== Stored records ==
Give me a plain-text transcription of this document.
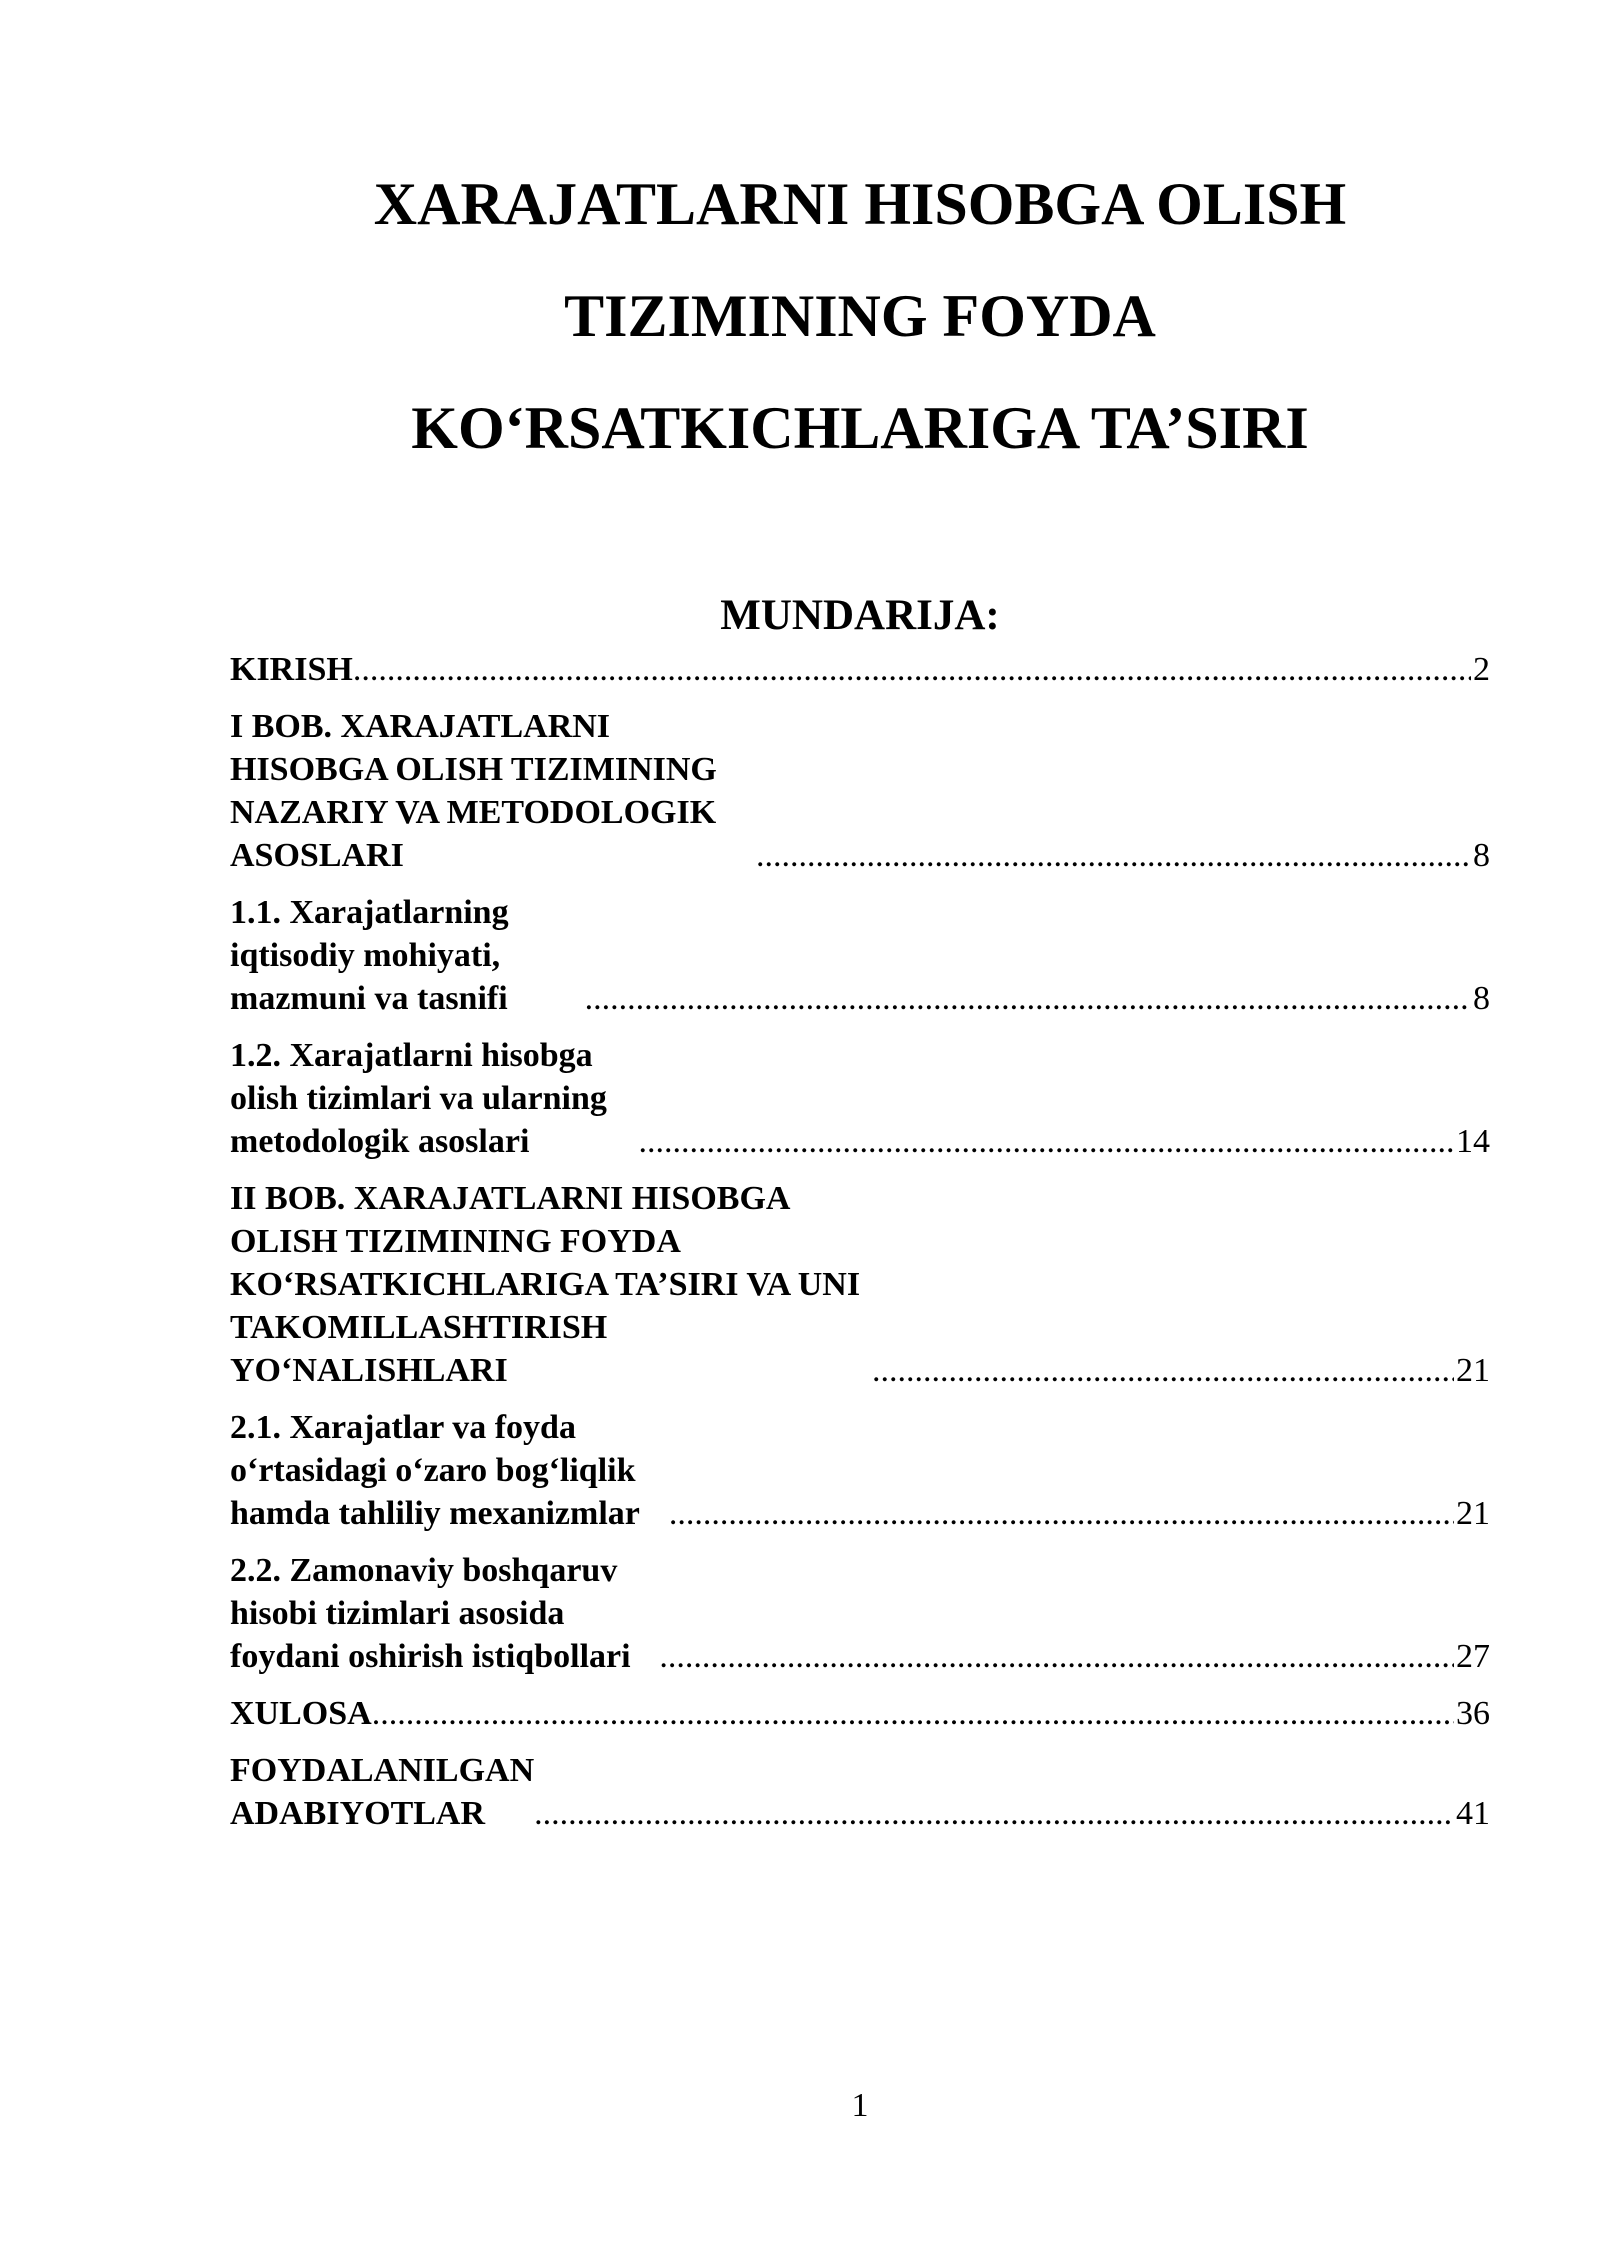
XARAJATLARNI HISOBGA OLISH
TIZIMINING FOYDA
KO‘RSATKICHLARIGA TA’SIRI
MUNDARIJA:
KIRISH .....	2
I BOB. XARAJATLARNI HISOBGA OLISH TIZIMINING NAZARIY VA METODOLOGIK ASOSLARI .....	8
1.1. Xarajatlarning iqtisodiy mohiyati, mazmuni va tasnifi .....	8
1.2. Xarajatlarni hisobga olish tizimlari va ularning metodologik asoslari .....	14
II BOB. XARAJATLARNI HISOBGA OLISH TIZIMINING FOYDA KO‘RSATKICHLARIGA TA’SIRI VA UNI TAKOMILLASHTIRISH YO‘NALISHLARI .....	21
2.1. Xarajatlar va foyda o‘rtasidagi o‘zaro bog‘liqlik hamda tahliliy mexanizmlar .....	21
2.2. Zamonaviy boshqaruv hisobi tizimlari asosida foydani oshirish istiqbollari .....	27
XULOSA .....	36
FOYDALANILGAN ADABIYOTLAR .....	41
1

== Your goal ==
Exclude the pictures. Write out the remaining data exactly.

== Answer to the exercise ==
Give me a plain-text transcription of this document.
XARAJATLARNI HISOBGA OLISH
TIZIMINING FOYDA
KO‘RSATKICHLARIGA TA’SIRI
MUNDARIJA:
KIRISH .....	2
I BOB. XARAJATLARNI HISOBGA OLISH TIZIMINING NAZARIY VA METODOLOGIK ASOSLARI .....	8
1.1. Xarajatlarning iqtisodiy mohiyati, mazmuni va tasnifi .....	8
1.2. Xarajatlarni hisobga olish tizimlari va ularning metodologik asoslari .....	14
II BOB. XARAJATLARNI HISOBGA OLISH TIZIMINING FOYDA KO‘RSATKICHLARIGA TA’SIRI VA UNI TAKOMILLASHTIRISH YO‘NALISHLARI .....	21
2.1. Xarajatlar va foyda o‘rtasidagi o‘zaro bog‘liqlik hamda tahliliy mexanizmlar .....	21
2.2. Zamonaviy boshqaruv hisobi tizimlari asosida foydani oshirish istiqbollari .....	27
XULOSA .....	36
FOYDALANILGAN ADABIYOTLAR .....	41
1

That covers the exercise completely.